**Set exercise**
Retype all of the entries word for word.

>> BEGIN Data excerpts

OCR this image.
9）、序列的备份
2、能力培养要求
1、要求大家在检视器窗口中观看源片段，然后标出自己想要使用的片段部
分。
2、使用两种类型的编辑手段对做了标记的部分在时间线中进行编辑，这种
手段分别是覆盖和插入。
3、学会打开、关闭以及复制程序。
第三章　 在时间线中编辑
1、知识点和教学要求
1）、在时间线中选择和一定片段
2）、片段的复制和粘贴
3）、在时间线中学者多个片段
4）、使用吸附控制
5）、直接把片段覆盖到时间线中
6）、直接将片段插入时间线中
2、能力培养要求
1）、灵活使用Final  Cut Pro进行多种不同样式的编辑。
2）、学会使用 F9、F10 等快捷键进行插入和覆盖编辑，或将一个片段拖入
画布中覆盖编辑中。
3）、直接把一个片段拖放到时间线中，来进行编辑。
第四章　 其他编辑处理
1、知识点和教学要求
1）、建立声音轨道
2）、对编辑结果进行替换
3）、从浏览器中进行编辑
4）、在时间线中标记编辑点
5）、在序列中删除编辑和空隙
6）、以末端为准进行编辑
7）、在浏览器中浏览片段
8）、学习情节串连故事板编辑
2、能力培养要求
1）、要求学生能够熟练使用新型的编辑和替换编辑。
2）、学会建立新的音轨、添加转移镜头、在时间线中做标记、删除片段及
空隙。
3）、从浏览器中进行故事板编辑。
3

>> END Data excerpts

**Response to the task**
OCR this image.
9）、序列的备份
2、能力培养要求
1、要求大家在检视器窗口中观看源片段，然后标出自己想要使用的片段部
分。
2、使用两种类型的编辑手段对做了标记的部分在时间线中进行编辑，这种
手段分别是覆盖和插入。
3、学会打开、关闭以及复制程序。
第三章　 在时间线中编辑
1、知识点和教学要求
1）、在时间线中选择和一定片段
2）、片段的复制和粘贴
3）、在时间线中学者多个片段
4）、使用吸附控制
5）、直接把片段覆盖到时间线中
6）、直接将片段插入时间线中
2、能力培养要求
1）、灵活使用Final  Cut Pro进行多种不同样式的编辑。
2）、学会使用 F9、F10 等快捷键进行插入和覆盖编辑，或将一个片段拖入
画布中覆盖编辑中。
3）、直接把一个片段拖放到时间线中，来进行编辑。
第四章　 其他编辑处理
1、知识点和教学要求
1）、建立声音轨道
2）、对编辑结果进行替换
3）、从浏览器中进行编辑
4）、在时间线中标记编辑点
5）、在序列中删除编辑和空隙
6）、以末端为准进行编辑
7）、在浏览器中浏览片段
8）、学习情节串连故事板编辑
2、能力培养要求
1）、要求学生能够熟练使用新型的编辑和替换编辑。
2）、学会建立新的音轨、添加转移镜头、在时间线中做标记、删除片段及
空隙。
3）、从浏览器中进行故事板编辑。
3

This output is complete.